• _Exercise brief_
Collect every line of the records below that contains the word "υπηρεσίας".

• _Records provided_
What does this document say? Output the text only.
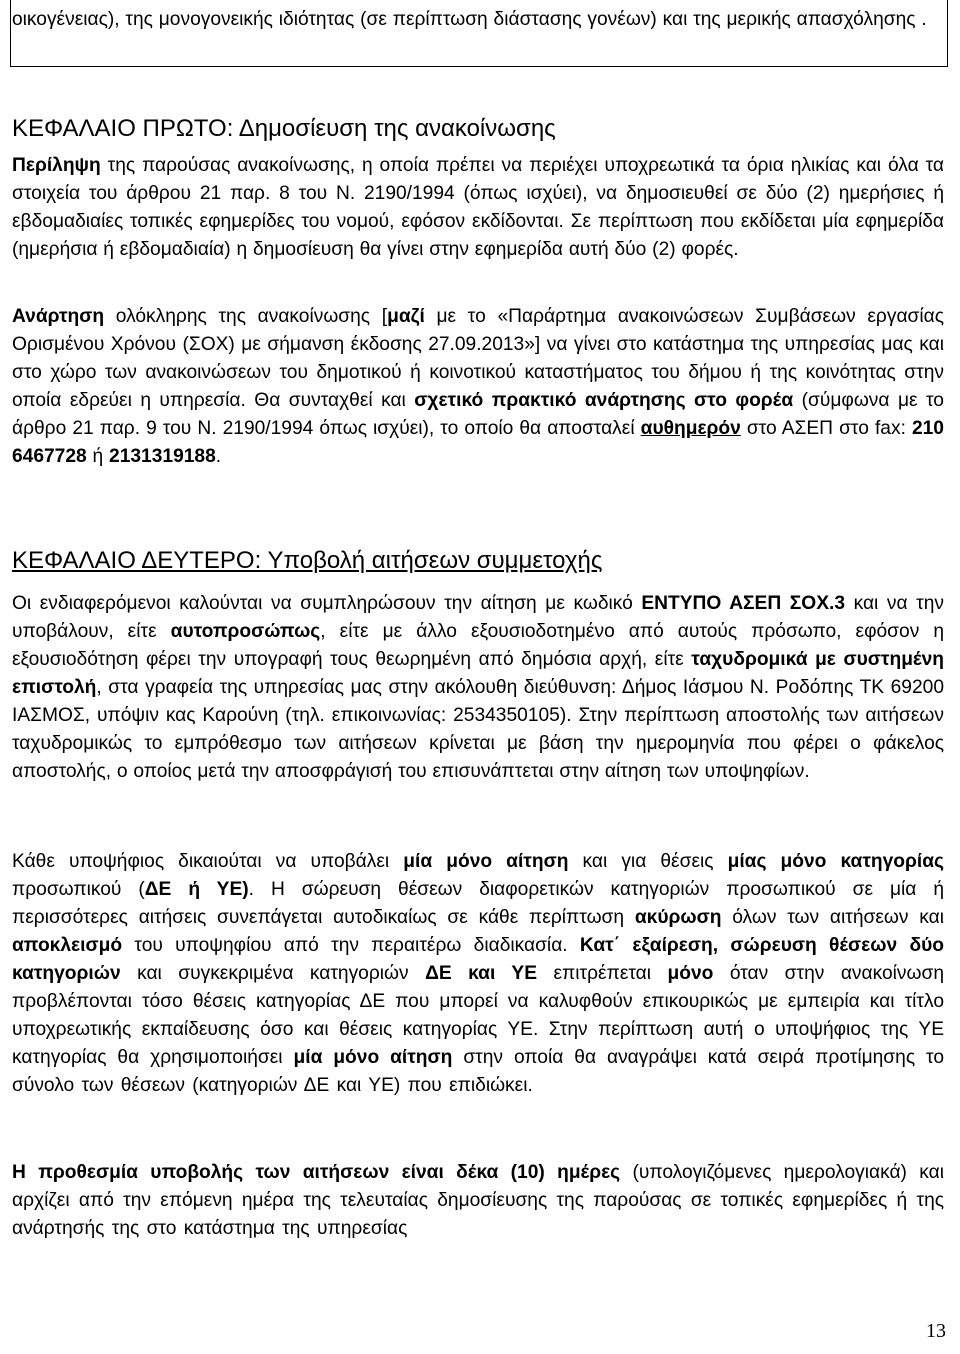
οικογένειας), της μονογονεικής ιδιότητας (σε περίπτωση διάστασης γονέων) και της μερικής απασχόλησης .

ΚΕΦΑΛΑΙΟ ΠΡΩΤΟ: Δημοσίευση της ανακοίνωσης

Περίληψη της παρούσας ανακοίνωσης, η οποία πρέπει να περιέχει υποχρεωτικά τα όρια ηλικίας και όλα τα στοιχεία του άρθρου 21 παρ. 8 του Ν. 2190/1994 (όπως ισχύει), να δημοσιευθεί σε δύο (2) ημερήσιες ή εβδομαδιαίες τοπικές εφημερίδες του νομού, εφόσον εκδίδονται. Σε περίπτωση που εκδίδεται μία εφημερίδα (ημερήσια ή εβδομαδιαία) η δημοσίευση θα γίνει στην εφημερίδα αυτή δύο (2) φορές.

Ανάρτηση ολόκληρης της ανακοίνωσης [μαζί με το «Παράρτημα ανακοινώσεων Συμβάσεων εργασίας Ορισμένου Χρόνου (ΣΟΧ) με σήμανση έκδοσης 27.09.2013»] να γίνει στο κατάστημα της υπηρεσίας μας και στο χώρο των ανακοινώσεων του δημοτικού ή κοινοτικού καταστήματος του δήμου ή της κοινότητας στην οποία εδρεύει η υπηρεσία. Θα συνταχθεί και σχετικό πρακτικό ανάρτησης στο φορέα (σύμφωνα με το άρθρο 21 παρ. 9 του Ν. 2190/1994 όπως ισχύει), το οποίο θα αποσταλεί αυθημερόν στο ΑΣΕΠ στο fax: 210 6467728 ή 2131319188.

ΚΕΦΑΛΑΙΟ ΔΕΥΤΕΡΟ: Υποβολή αιτήσεων συμμετοχής

Οι ενδιαφερόμενοι καλούνται να συμπληρώσουν την αίτηση με κωδικό ΕΝΤΥΠΟ ΑΣΕΠ ΣΟΧ.3 και να την υποβάλουν, είτε αυτοπροσώπως, είτε με άλλο εξουσιοδοτημένο από αυτούς πρόσωπο, εφόσον η εξουσιοδότηση φέρει την υπογραφή τους θεωρημένη από δημόσια αρχή, είτε ταχυδρομικά με συστημένη επιστολή, στα γραφεία της υπηρεσίας μας στην ακόλουθη διεύθυνση: Δήμος Ιάσμου Ν. Ροδόπης ΤΚ 69200 ΙΑΣΜΟΣ, υπόψιν κας Καρούνη (τηλ. επικοινωνίας: 2534350105). Στην περίπτωση αποστολής των αιτήσεων ταχυδρομικώς το εμπρόθεσμο των αιτήσεων κρίνεται με βάση την ημερομηνία που φέρει ο φάκελος αποστολής, ο οποίος μετά την αποσφράγισή του επισυνάπτεται στην αίτηση των υποψηφίων.

Κάθε υποψήφιος δικαιούται να υποβάλει μία μόνο αίτηση και για θέσεις μίας μόνο κατηγορίας προσωπικού (ΔΕ ή ΥΕ). Η σώρευση θέσεων διαφορετικών κατηγοριών προσωπικού σε μία ή περισσότερες αιτήσεις συνεπάγεται αυτοδικαίως σε κάθε περίπτωση ακύρωση όλων των αιτήσεων και αποκλεισμό του υποψηφίου από την περαιτέρω διαδικασία. Κατ΄ εξαίρεση, σώρευση θέσεων δύο κατηγοριών και συγκεκριμένα κατηγοριών ΔΕ και ΥΕ επιτρέπεται μόνο όταν στην ανακοίνωση προβλέπονται τόσο θέσεις κατηγορίας ΔΕ που μπορεί να καλυφθούν επικουρικώς με εμπειρία και τίτλο υποχρεωτικής εκπαίδευσης όσο και θέσεις κατηγορίας ΥΕ. Στην περίπτωση αυτή ο υποψήφιος της ΥΕ κατηγορίας θα χρησιμοποιήσει μία μόνο αίτηση στην οποία θα αναγράψει κατά σειρά προτίμησης το σύνολο των θέσεων (κατηγοριών ΔΕ και ΥΕ) που επιδιώκει.

Η προθεσμία υποβολής των αιτήσεων είναι δέκα (10) ημέρες (υπολογιζόμενες ημερολογιακά) και αρχίζει από την επόμενη ημέρα της τελευταίας δημοσίευσης της παρούσας σε τοπικές εφημερίδες ή της ανάρτησής της στο κατάστημα της υπηρεσίας

13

• _Task output_
Ανάρτηση ολόκληρης της ανακοίνωσης [μαζί με το «Παράρτημα ανακοινώσεων Συμβάσεων εργασίας Ορισμένου Χρόνου (ΣΟΧ) με σήμανση έκδοσης 27.09.2013»] να γίνει στο κατάστημα της υπηρεσίας μας και στο χώρο των ανακοινώσεων του δημοτικού ή κοινοτικού καταστήματος του δήμου ή της κοινότητας στην οποία εδρεύει η υπηρεσία. Θα συνταχθεί και σχετικό πρακτικό ανάρτησης στο φορέα (σύμφωνα με το άρθρο 21 παρ. 9 του Ν. 2190/1994 όπως ισχύει), το οποίο θα αποσταλεί αυθημερόν στο ΑΣΕΠ στο fax: 210 6467728 ή 2131319188.
Οι ενδιαφερόμενοι καλούνται να συμπληρώσουν την αίτηση με κωδικό ΕΝΤΥΠΟ ΑΣΕΠ ΣΟΧ.3 και να την υποβάλουν, είτε αυτοπροσώπως, είτε με άλλο εξουσιοδοτημένο από αυτούς πρόσωπο, εφόσον η εξουσιοδότηση φέρει την υπογραφή τους θεωρημένη από δημόσια αρχή, είτε ταχυδρομικά με συστημένη επιστολή, στα γραφεία της υπηρεσίας μας στην ακόλουθη διεύθυνση: Δήμος Ιάσμου Ν. Ροδόπης ΤΚ 69200 ΙΑΣΜΟΣ, υπόψιν κας Καρούνη (τηλ. επικοινωνίας: 2534350105). Στην περίπτωση αποστολής των αιτήσεων ταχυδρομικώς το εμπρόθεσμο των αιτήσεων κρίνεται με βάση την ημερομηνία που φέρει ο φάκελος αποστολής, ο οποίος μετά την αποσφράγισή του επισυνάπτεται στην αίτηση των υποψηφίων.
Η προθεσμία υποβολής των αιτήσεων είναι δέκα (10) ημέρες (υπολογιζόμενες ημερολογιακά) και αρχίζει από την επόμενη ημέρα της τελευταίας δημοσίευσης της παρούσας σε τοπικές εφημερίδες ή της ανάρτησής της στο κατάστημα της υπηρεσίας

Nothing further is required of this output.